What you will do |
Scan the material for the word "source", and copy each line where it shows up.

---------------

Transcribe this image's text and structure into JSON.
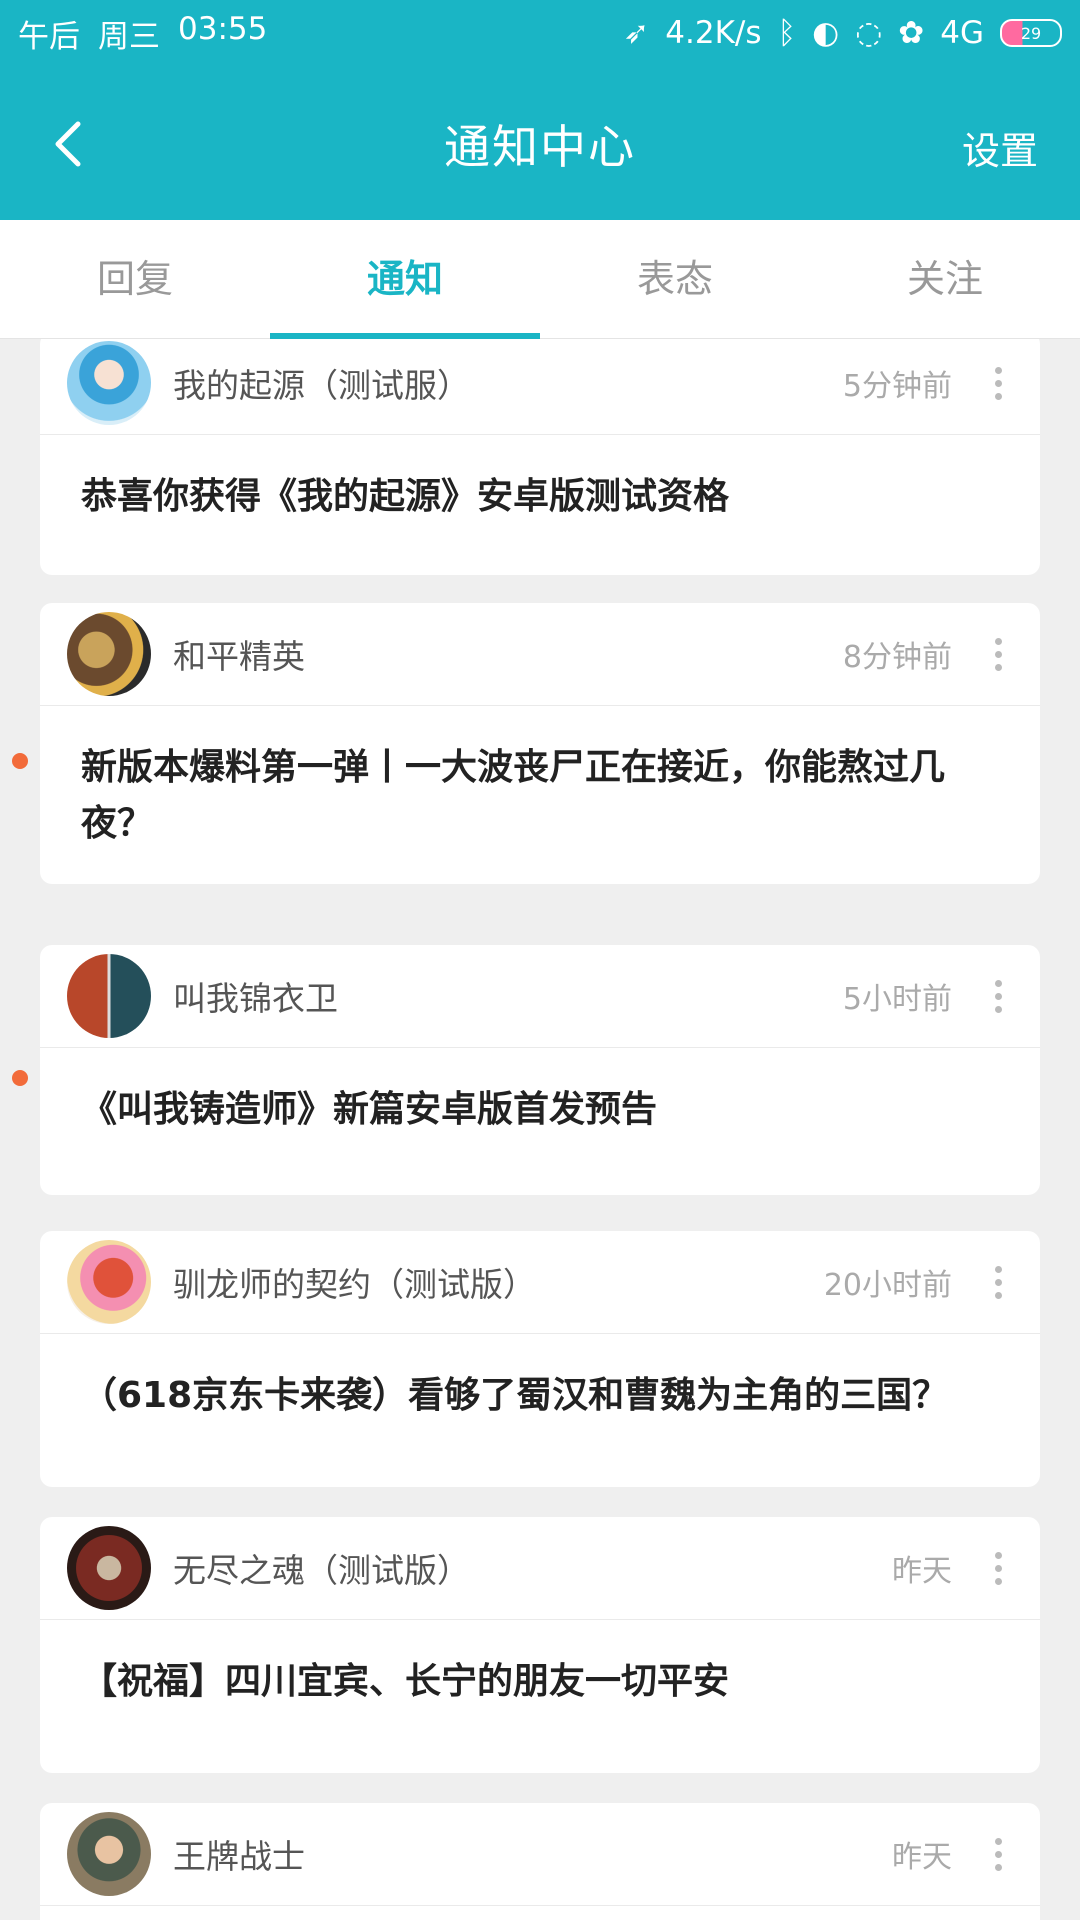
{
  "status_bar": {
    "time_period": "午后",
    "weekday": "周三",
    "time": "03:55",
    "network_speed": "4.2K/s",
    "network_type": "4G",
    "battery": "29"
  },
  "app_bar": {
    "title": "通知中心",
    "settings_label": "设置"
  },
  "tabs": [
    {
      "label": "回复",
      "active": false
    },
    {
      "label": "通知",
      "active": true
    },
    {
      "label": "表态",
      "active": false
    },
    {
      "label": "关注",
      "active": false
    }
  ],
  "notifications": [
    {
      "source": "我的起源（测试服）",
      "time": "5分钟前",
      "message": "恭喜你获得《我的起源》安卓版测试资格",
      "unread": false
    },
    {
      "source": "和平精英",
      "time": "8分钟前",
      "message": "新版本爆料第一弹丨一大波丧尸正在接近，你能熬过几夜？",
      "unread": true
    },
    {
      "source": "叫我锦衣卫",
      "time": "5小时前",
      "message": "《叫我铸造师》新篇安卓版首发预告",
      "unread": true
    },
    {
      "source": "驯龙师的契约（测试版）",
      "time": "20小时前",
      "message": "（618京东卡来袭）看够了蜀汉和曹魏为主角的三国？",
      "unread": false
    },
    {
      "source": "无尽之魂（测试版）",
      "time": "昨天",
      "message": "【祝福】四川宜宾、长宁的朋友一切平安",
      "unread": false
    },
    {
      "source": "王牌战士",
      "time": "昨天",
      "message": "",
      "unread": false
    }
  ],
  "colors": {
    "accent": "#1ab5c5",
    "unread_dot": "#f26b3a",
    "background": "#efefef"
  }
}
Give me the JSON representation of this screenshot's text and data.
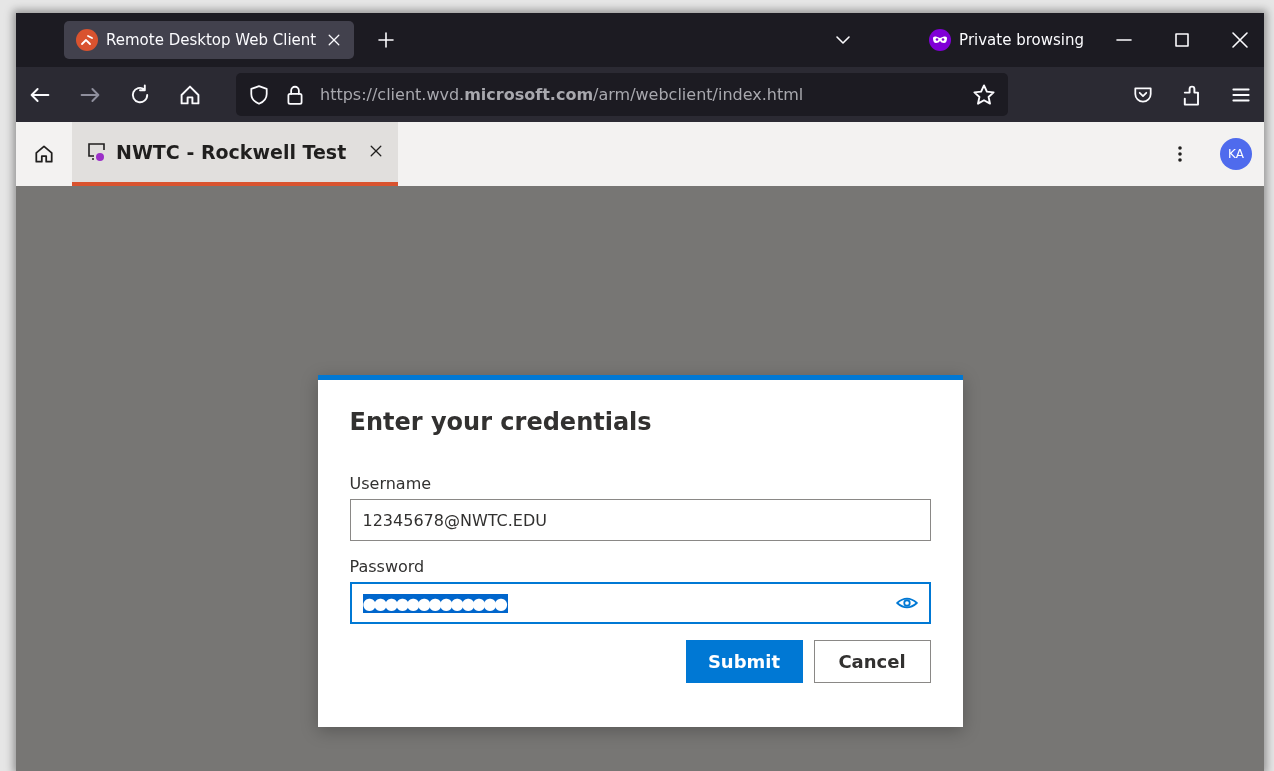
{
  "browser": {
    "tabs": [
      {
        "title": "Remote Desktop Web Client",
        "selected": true
      }
    ],
    "private_label": "Private browsing",
    "url": "https://client.wvd.**microsoft.com**/arm/webclient/index.html"
  },
  "app_tabs": [
    {
      "title": "NWTC - Rockwell Test",
      "selected": true
    }
  ],
  "avatar": "KA",
  "dialog": {
    "title": "Enter your credentials",
    "fields": [
      {
        "label": "Username",
        "value": "12345678@NWTC.EDU",
        "kind": "text",
        "focused": false
      },
      {
        "label": "Password",
        "value": "●●●●●●●●●●●●●",
        "kind": "password",
        "focused": true
      }
    ],
    "buttons": [
      {
        "label": "Submit",
        "kind": "primary"
      },
      {
        "label": "Cancel",
        "kind": "secondary"
      }
    ]
  }
}
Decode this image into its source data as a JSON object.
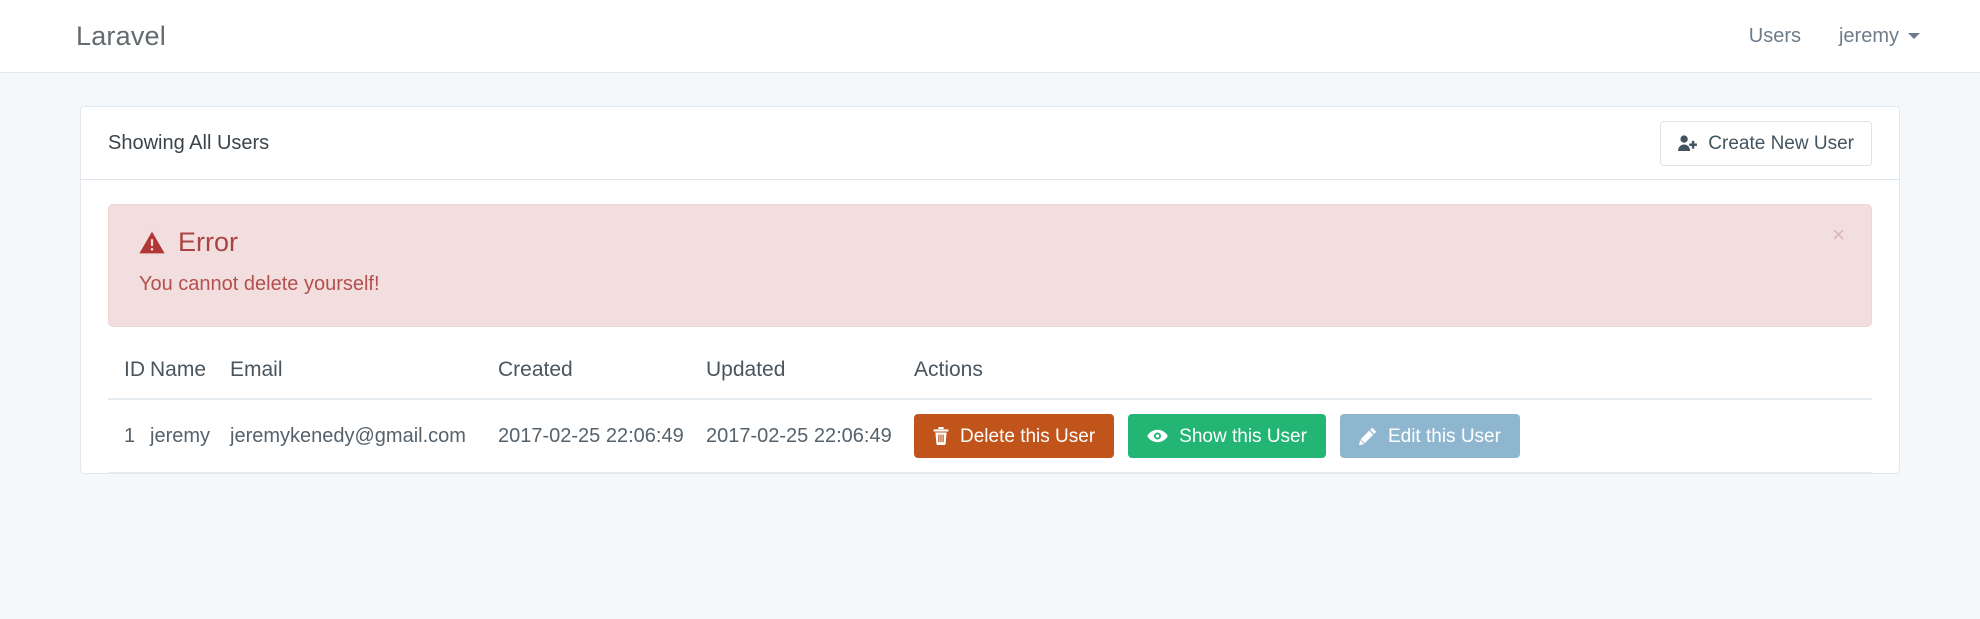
{
  "navbar": {
    "brand": "Laravel",
    "users_link": "Users",
    "username": "jeremy",
    "caret_icon": "chevron-down-icon"
  },
  "card": {
    "title": "Showing All Users",
    "create_button": {
      "label": "Create New User",
      "icon": "user-plus-icon"
    }
  },
  "alert": {
    "type": "error",
    "icon": "warning-triangle-icon",
    "title": "Error",
    "message": "You cannot delete yourself!",
    "close_label": "×",
    "background_color": "#f2dede",
    "text_color": "#a94442"
  },
  "table": {
    "headers": [
      "ID",
      "Name",
      "Email",
      "Created",
      "Updated",
      "Actions"
    ],
    "rows": [
      {
        "id": "1",
        "name": "jeremy",
        "email": "jeremykenedy@gmail.com",
        "created": "2017-02-25 22:06:49",
        "updated": "2017-02-25 22:06:49",
        "actions": {
          "delete": {
            "label": "Delete this User",
            "icon": "trash-icon",
            "color": "#c1541a"
          },
          "show": {
            "label": "Show this User",
            "icon": "eye-icon",
            "color": "#22b573"
          },
          "edit": {
            "label": "Edit this User",
            "icon": "pencil-icon",
            "color": "#8fb6cf"
          }
        }
      }
    ]
  }
}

---------------

Solution for this task |
      "source": "我的起源（测试服）",
      "source": "和平精英",
      "source": "叫我锦衣卫",
      "source": "驯龙师的契约（测试版）",
      "source": "无尽之魂（测试版）",
      "source": "王牌战士",
Decode this image into its source data as a JSON object.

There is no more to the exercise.